### The records

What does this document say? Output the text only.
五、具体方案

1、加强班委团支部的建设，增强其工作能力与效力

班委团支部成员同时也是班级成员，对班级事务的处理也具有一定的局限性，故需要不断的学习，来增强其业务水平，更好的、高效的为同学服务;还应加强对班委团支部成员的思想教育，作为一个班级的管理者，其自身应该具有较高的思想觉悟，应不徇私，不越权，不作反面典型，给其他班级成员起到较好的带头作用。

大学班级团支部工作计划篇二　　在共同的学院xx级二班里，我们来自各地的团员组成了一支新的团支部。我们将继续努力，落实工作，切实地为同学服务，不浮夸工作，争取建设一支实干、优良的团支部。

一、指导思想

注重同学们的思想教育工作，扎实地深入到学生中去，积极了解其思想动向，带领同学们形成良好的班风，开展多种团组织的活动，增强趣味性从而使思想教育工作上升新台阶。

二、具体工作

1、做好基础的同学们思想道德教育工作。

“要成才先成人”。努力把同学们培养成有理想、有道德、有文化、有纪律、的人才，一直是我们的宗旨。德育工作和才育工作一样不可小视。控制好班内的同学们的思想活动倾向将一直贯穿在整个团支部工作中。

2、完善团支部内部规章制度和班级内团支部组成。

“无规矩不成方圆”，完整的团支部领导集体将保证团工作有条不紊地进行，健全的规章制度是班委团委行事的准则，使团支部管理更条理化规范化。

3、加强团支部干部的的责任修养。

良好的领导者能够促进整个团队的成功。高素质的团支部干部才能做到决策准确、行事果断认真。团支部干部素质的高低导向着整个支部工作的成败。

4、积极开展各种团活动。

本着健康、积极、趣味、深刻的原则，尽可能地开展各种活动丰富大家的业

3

######

Exercise description: Each line above is to be repeated exactly.

Full solution:
What does this document say? Output the text only.
五、具体方案

1、加强班委团支部的建设，增强其工作能力与效力

班委团支部成员同时也是班级成员，对班级事务的处理也具有一定的局限性，故需要不断的学习，来增强其业务水平，更好的、高效的为同学服务;还应加强对班委团支部成员的思想教育，作为一个班级的管理者，其自身应该具有较高的思想觉悟，应不徇私，不越权，不作反面典型，给其他班级成员起到较好的带头作用。

大学班级团支部工作计划篇二　　在共同的学院xx级二班里，我们来自各地的团员组成了一支新的团支部。我们将继续努力，落实工作，切实地为同学服务，不浮夸工作，争取建设一支实干、优良的团支部。

一、指导思想

注重同学们的思想教育工作，扎实地深入到学生中去，积极了解其思想动向，带领同学们形成良好的班风，开展多种团组织的活动，增强趣味性从而使思想教育工作上升新台阶。

二、具体工作

1、做好基础的同学们思想道德教育工作。

“要成才先成人”。努力把同学们培养成有理想、有道德、有文化、有纪律、的人才，一直是我们的宗旨。德育工作和才育工作一样不可小视。控制好班内的同学们的思想活动倾向将一直贯穿在整个团支部工作中。

2、完善团支部内部规章制度和班级内团支部组成。

“无规矩不成方圆”，完整的团支部领导集体将保证团工作有条不紊地进行，健全的规章制度是班委团委行事的准则，使团支部管理更条理化规范化。

3、加强团支部干部的的责任修养。

良好的领导者能够促进整个团队的成功。高素质的团支部干部才能做到决策准确、行事果断认真。团支部干部素质的高低导向着整个支部工作的成败。

4、积极开展各种团活动。

本着健康、积极、趣味、深刻的原则，尽可能地开展各种活动丰富大家的业

3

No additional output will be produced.